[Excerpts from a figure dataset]
-- START --

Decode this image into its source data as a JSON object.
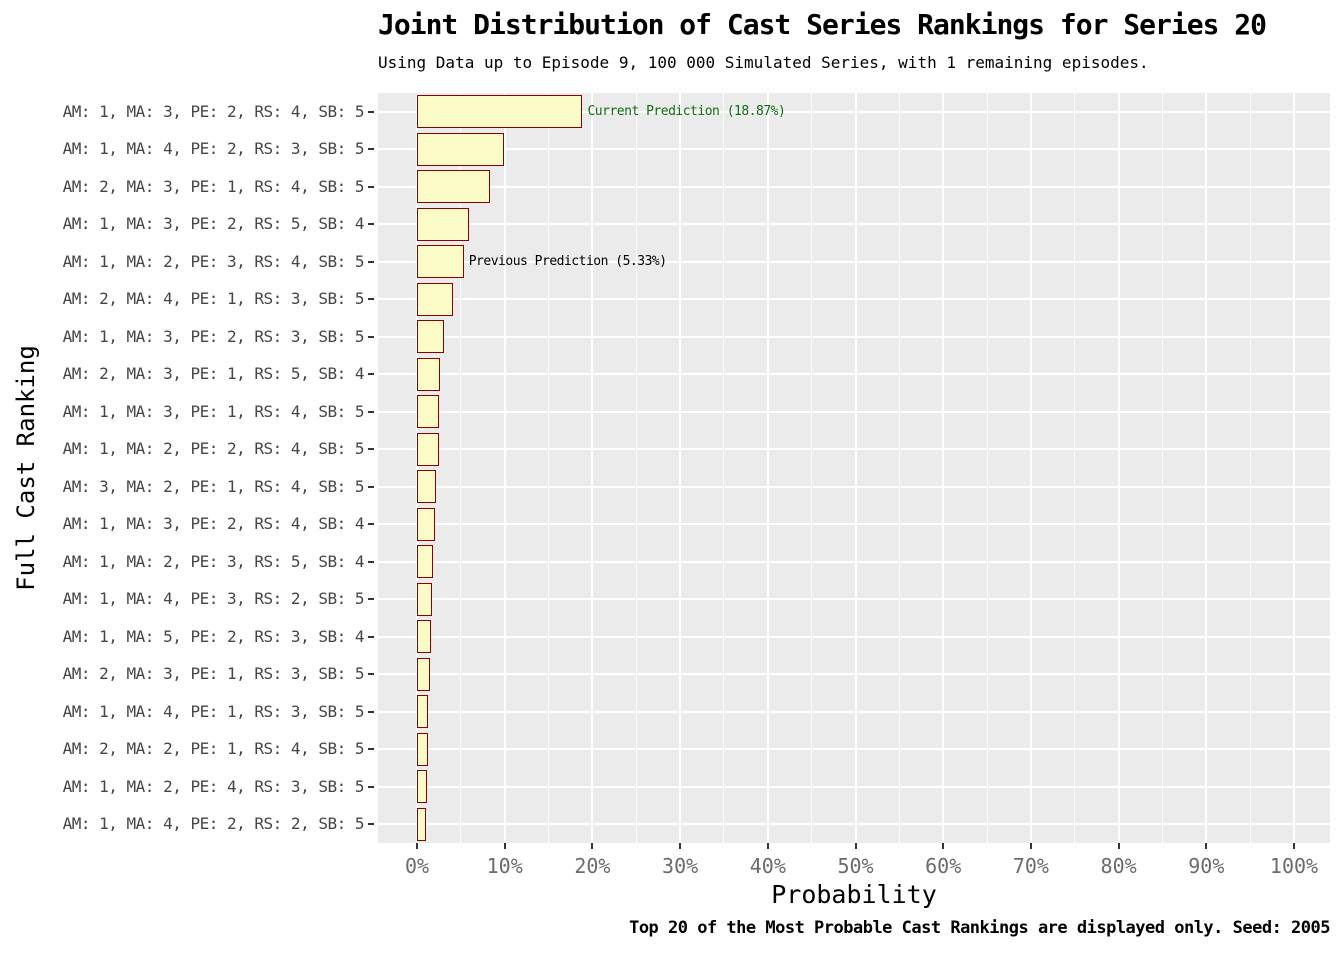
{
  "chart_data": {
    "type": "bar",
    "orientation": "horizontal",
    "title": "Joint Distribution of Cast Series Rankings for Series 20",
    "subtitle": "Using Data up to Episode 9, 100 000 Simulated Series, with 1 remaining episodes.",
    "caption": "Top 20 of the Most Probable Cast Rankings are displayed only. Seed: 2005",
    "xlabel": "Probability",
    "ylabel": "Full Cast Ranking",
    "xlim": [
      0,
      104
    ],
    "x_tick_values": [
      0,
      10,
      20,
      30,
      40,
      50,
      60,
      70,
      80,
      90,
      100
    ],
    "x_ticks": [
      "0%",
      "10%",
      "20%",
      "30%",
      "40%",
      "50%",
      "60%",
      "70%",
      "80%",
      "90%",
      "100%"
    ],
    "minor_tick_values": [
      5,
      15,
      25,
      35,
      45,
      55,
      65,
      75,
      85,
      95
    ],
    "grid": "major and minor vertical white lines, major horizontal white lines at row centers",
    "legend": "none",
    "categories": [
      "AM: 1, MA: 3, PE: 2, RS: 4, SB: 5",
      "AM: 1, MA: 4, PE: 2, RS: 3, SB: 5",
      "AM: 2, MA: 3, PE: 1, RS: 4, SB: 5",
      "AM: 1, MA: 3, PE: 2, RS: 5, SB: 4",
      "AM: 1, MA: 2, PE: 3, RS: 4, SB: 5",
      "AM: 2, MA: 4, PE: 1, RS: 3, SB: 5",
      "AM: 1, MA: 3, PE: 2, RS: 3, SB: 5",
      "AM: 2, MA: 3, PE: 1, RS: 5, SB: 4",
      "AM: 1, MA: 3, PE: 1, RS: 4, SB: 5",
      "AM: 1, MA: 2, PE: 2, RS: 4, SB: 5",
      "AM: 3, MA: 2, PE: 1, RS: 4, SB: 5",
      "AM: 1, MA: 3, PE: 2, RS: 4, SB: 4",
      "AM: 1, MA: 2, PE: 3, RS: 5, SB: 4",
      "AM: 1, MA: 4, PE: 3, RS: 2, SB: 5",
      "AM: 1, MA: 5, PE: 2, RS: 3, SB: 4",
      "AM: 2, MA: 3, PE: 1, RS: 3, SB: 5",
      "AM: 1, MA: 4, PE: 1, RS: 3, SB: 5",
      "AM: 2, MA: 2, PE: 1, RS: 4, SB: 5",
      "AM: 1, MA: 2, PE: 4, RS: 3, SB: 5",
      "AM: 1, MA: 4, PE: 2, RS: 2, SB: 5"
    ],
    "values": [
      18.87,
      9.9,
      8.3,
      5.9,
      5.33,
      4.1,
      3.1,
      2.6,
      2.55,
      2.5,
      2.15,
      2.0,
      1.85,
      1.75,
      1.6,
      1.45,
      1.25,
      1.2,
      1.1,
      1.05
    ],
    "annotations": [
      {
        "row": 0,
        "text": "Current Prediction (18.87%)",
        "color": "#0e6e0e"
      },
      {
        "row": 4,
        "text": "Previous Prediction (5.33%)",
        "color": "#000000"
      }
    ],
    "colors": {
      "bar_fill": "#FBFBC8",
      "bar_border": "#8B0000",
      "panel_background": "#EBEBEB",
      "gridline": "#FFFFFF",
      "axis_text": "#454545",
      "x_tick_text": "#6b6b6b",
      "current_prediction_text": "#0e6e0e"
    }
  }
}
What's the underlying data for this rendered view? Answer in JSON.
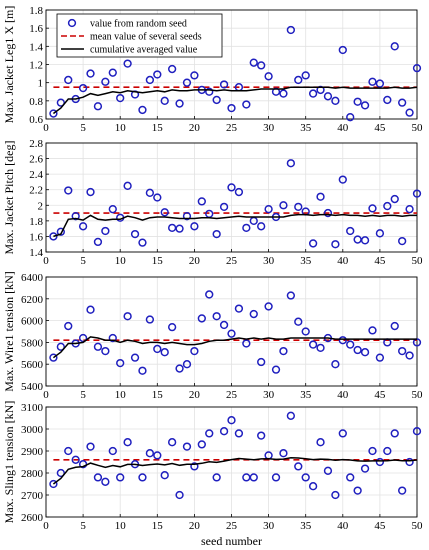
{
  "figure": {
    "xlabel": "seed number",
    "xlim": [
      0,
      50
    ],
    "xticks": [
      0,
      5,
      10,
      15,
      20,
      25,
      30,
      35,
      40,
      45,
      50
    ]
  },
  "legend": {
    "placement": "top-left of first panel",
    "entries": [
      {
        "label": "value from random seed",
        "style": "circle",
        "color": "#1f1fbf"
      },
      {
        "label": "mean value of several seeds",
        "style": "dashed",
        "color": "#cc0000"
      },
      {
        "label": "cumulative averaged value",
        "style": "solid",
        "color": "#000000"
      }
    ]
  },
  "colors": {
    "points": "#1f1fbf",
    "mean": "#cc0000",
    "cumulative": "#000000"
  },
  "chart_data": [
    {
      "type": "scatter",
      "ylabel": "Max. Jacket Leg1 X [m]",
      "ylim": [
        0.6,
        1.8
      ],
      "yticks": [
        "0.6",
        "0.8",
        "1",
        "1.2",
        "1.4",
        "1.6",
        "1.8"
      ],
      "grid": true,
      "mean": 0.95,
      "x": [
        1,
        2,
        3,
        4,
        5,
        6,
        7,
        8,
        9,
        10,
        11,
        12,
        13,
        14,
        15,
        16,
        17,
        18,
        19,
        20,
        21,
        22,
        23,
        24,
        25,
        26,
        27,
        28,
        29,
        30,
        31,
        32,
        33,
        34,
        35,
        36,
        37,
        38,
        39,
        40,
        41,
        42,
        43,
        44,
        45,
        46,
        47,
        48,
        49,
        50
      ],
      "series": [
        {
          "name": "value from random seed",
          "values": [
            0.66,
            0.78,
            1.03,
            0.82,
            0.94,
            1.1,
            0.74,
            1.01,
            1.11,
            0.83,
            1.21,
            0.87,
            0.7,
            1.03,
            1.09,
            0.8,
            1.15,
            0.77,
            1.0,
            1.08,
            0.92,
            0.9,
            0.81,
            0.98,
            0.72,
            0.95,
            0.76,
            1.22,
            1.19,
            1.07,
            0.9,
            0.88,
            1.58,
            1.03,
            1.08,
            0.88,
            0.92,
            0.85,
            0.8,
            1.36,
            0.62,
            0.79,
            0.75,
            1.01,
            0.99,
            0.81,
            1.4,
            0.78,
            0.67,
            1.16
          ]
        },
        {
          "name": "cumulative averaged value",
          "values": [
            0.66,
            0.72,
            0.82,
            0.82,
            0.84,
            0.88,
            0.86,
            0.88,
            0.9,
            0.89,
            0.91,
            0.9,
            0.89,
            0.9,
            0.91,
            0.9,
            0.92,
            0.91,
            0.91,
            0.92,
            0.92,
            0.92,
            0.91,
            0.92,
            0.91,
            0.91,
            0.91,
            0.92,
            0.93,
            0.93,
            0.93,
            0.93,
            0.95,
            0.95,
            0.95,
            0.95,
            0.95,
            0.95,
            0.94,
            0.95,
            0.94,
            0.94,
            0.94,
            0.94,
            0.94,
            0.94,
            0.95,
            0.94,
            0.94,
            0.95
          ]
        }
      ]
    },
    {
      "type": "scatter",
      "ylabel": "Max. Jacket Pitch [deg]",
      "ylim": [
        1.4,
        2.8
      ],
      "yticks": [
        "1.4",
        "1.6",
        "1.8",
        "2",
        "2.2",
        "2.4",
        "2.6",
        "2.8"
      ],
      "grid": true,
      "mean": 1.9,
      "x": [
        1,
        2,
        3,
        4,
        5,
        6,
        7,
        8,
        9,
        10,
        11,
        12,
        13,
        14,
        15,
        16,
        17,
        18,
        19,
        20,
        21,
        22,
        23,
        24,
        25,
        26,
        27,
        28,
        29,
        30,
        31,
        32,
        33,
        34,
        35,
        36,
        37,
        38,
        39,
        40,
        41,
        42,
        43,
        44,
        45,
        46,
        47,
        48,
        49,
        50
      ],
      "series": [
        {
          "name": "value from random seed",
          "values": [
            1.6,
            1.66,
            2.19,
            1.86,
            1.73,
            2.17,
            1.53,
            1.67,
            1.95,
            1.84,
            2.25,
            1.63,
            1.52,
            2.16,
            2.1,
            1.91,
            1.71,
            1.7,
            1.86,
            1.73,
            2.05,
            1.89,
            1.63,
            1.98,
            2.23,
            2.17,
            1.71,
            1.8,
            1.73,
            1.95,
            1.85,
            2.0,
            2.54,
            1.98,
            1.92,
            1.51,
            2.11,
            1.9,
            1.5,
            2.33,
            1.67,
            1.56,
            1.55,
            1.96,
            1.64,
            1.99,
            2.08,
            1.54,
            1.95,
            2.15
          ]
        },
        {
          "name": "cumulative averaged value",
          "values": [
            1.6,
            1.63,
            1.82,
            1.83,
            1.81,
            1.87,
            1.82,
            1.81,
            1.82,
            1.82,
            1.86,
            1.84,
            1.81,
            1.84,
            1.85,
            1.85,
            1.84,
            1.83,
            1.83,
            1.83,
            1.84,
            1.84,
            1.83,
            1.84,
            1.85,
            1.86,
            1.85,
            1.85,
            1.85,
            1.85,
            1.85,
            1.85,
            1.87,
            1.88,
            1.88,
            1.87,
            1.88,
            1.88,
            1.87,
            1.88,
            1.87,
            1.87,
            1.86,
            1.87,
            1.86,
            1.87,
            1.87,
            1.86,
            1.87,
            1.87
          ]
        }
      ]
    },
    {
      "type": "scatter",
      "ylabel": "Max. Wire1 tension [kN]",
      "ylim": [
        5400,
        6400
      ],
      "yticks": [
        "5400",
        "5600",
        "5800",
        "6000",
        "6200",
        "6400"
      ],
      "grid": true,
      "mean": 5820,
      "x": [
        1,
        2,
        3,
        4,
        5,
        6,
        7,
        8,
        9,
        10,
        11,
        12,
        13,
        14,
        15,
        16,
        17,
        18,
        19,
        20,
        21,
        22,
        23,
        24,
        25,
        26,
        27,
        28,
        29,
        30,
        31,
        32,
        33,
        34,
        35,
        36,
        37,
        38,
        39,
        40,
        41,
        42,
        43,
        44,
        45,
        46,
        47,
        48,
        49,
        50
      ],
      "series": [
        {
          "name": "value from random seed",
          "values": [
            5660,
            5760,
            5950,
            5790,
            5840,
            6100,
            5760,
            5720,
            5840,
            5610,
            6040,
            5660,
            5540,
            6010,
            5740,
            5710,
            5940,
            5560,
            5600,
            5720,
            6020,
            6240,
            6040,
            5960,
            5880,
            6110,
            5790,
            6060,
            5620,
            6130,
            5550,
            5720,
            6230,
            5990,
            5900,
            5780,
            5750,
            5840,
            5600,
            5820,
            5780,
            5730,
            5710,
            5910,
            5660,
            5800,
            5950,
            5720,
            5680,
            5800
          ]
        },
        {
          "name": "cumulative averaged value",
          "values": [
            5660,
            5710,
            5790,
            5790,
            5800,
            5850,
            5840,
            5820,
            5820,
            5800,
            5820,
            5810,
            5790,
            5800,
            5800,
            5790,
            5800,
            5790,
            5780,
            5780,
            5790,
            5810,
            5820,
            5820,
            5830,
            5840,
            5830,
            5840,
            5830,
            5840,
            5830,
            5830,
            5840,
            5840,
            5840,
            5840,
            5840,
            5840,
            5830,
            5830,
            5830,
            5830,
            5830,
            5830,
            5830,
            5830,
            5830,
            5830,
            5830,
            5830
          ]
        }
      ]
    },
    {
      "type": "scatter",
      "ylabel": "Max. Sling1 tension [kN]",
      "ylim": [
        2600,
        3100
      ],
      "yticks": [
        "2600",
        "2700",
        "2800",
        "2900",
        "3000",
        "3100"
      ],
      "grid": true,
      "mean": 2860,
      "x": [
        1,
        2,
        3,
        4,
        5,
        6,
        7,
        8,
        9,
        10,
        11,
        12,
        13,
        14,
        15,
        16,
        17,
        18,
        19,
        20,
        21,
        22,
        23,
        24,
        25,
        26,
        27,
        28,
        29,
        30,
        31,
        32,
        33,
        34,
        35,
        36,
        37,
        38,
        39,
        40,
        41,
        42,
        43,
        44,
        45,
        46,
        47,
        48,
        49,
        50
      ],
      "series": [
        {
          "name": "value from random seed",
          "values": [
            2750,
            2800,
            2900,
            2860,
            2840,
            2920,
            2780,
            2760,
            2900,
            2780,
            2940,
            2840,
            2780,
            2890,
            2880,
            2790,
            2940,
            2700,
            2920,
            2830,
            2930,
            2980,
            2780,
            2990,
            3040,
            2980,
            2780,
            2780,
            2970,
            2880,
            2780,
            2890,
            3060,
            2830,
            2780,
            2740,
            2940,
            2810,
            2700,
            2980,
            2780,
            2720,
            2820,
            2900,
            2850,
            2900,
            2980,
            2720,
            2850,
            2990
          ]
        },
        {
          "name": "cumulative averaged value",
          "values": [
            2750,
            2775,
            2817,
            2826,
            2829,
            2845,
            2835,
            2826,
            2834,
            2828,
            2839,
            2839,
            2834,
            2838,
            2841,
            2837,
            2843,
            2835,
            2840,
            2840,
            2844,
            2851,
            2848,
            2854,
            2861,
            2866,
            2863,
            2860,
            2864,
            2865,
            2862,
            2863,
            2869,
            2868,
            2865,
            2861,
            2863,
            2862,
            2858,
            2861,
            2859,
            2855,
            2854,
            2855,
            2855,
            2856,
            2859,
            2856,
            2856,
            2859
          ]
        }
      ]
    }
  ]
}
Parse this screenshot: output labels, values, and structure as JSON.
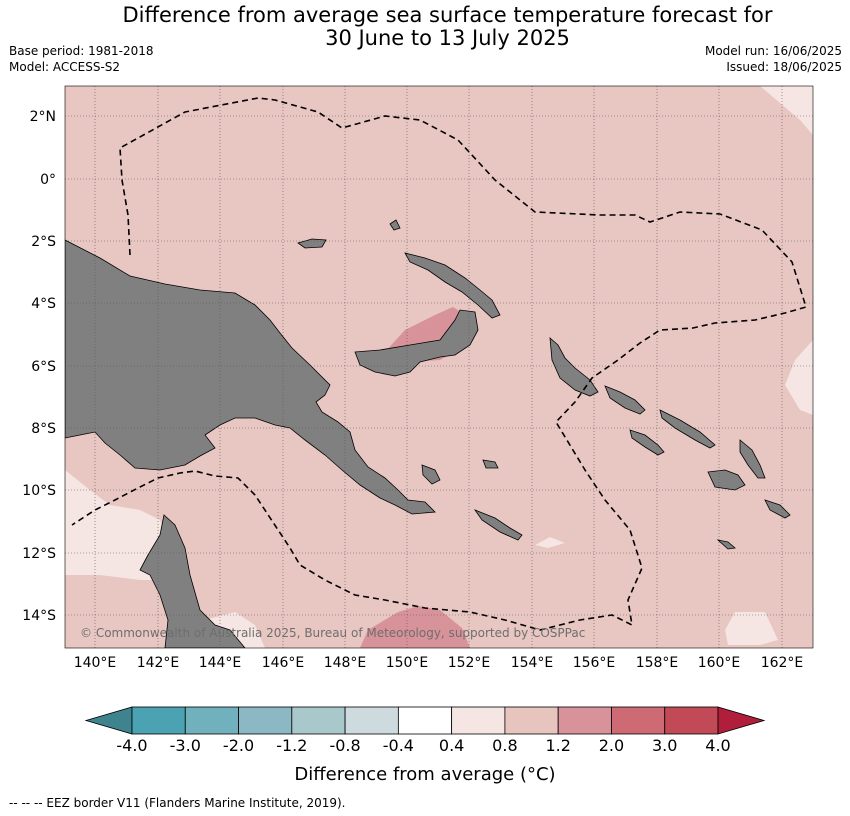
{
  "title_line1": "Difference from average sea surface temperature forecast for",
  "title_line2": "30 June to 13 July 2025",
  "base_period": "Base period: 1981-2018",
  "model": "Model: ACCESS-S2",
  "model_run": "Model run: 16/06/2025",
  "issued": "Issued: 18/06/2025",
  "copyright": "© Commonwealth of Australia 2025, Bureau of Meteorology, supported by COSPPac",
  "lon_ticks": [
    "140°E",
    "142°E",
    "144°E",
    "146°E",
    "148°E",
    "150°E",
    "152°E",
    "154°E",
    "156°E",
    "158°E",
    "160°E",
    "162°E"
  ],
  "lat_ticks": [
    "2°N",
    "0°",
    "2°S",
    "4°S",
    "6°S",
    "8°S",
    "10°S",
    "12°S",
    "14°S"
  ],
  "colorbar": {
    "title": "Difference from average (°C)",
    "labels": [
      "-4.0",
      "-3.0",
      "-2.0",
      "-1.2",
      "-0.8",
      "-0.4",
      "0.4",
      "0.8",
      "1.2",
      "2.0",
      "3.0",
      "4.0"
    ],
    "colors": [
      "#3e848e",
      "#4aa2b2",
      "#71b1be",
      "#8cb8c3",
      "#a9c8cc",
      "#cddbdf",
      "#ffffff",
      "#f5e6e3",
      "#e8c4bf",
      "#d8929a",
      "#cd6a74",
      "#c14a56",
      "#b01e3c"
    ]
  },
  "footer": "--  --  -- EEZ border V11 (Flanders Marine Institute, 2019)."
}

-- END --

Go through the material line by line. Show each line that contains the string "ylabel".

    "ylabel": "Full Cast Ranking",
      "ylabel": "Max. Jacket Leg1 X [m]",
      "ylabel": "Max. Jacket Pitch [deg]",
      "ylabel": "Max. Wire1 tension [kN]",
      "ylabel": "Max. Sling1 tension [kN]",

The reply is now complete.